(Collected data entries)
◆ ◆ ◆ ◆ ◆

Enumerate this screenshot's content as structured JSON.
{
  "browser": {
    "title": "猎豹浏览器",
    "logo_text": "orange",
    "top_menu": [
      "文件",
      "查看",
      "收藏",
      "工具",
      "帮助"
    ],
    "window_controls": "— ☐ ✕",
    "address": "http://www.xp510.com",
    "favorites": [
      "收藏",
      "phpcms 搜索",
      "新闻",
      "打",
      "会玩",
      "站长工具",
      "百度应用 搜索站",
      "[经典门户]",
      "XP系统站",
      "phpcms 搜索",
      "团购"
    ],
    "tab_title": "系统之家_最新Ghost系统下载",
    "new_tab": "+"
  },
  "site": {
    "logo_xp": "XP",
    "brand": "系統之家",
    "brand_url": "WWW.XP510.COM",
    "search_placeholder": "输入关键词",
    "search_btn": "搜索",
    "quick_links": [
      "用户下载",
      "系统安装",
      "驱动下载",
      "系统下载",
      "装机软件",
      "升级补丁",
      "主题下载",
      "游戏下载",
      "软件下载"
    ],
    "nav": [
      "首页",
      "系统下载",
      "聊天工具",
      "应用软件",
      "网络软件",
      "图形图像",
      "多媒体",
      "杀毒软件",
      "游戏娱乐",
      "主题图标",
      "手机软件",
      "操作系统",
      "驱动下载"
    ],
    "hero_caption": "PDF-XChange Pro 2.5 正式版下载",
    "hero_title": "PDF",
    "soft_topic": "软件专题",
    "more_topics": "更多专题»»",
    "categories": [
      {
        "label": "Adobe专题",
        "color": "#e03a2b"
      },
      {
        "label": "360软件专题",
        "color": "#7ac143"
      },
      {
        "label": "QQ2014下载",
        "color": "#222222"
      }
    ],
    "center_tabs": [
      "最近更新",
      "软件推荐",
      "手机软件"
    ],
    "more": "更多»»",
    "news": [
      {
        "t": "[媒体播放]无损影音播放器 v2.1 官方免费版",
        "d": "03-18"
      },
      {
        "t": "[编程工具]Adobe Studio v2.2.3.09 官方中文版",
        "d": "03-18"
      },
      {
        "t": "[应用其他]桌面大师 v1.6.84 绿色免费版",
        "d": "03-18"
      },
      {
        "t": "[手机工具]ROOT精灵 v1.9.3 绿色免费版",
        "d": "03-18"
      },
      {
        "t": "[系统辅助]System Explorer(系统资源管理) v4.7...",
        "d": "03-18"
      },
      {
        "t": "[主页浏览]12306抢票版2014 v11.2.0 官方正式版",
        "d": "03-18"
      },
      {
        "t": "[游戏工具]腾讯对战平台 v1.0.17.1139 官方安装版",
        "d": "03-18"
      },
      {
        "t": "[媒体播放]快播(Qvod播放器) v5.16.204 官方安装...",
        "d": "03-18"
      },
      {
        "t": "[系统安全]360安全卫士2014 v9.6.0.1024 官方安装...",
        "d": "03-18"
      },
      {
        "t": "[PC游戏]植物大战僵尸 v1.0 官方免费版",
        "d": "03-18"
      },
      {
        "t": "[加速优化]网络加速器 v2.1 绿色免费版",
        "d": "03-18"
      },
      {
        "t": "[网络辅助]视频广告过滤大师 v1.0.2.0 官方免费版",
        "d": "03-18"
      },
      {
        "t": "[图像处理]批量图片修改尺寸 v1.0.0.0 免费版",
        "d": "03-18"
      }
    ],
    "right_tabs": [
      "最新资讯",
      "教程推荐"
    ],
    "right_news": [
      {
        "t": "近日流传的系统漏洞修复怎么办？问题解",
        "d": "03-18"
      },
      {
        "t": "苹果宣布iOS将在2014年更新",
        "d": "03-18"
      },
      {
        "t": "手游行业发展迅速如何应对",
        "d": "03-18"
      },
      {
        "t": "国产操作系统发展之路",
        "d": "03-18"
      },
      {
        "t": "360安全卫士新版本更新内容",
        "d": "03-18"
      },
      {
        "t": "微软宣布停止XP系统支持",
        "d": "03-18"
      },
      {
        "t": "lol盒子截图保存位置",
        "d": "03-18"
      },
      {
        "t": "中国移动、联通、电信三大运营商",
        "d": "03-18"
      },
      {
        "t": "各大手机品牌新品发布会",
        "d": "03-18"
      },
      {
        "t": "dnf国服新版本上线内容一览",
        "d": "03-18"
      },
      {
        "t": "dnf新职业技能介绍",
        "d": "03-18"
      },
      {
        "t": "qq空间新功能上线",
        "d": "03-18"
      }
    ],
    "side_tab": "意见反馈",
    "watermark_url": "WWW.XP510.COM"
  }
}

◆ ◆ ◆ ◆ ◆

**What you have to do**
Find every line in the records that contains the word "绿色免费版"; copy those lines.

**Answer**
        "t": "[应用其他]桌面大师 v1.6.84 绿色免费版",
        "t": "[手机工具]ROOT精灵 v1.9.3 绿色免费版",
        "t": "[加速优化]网络加速器 v2.1 绿色免费版",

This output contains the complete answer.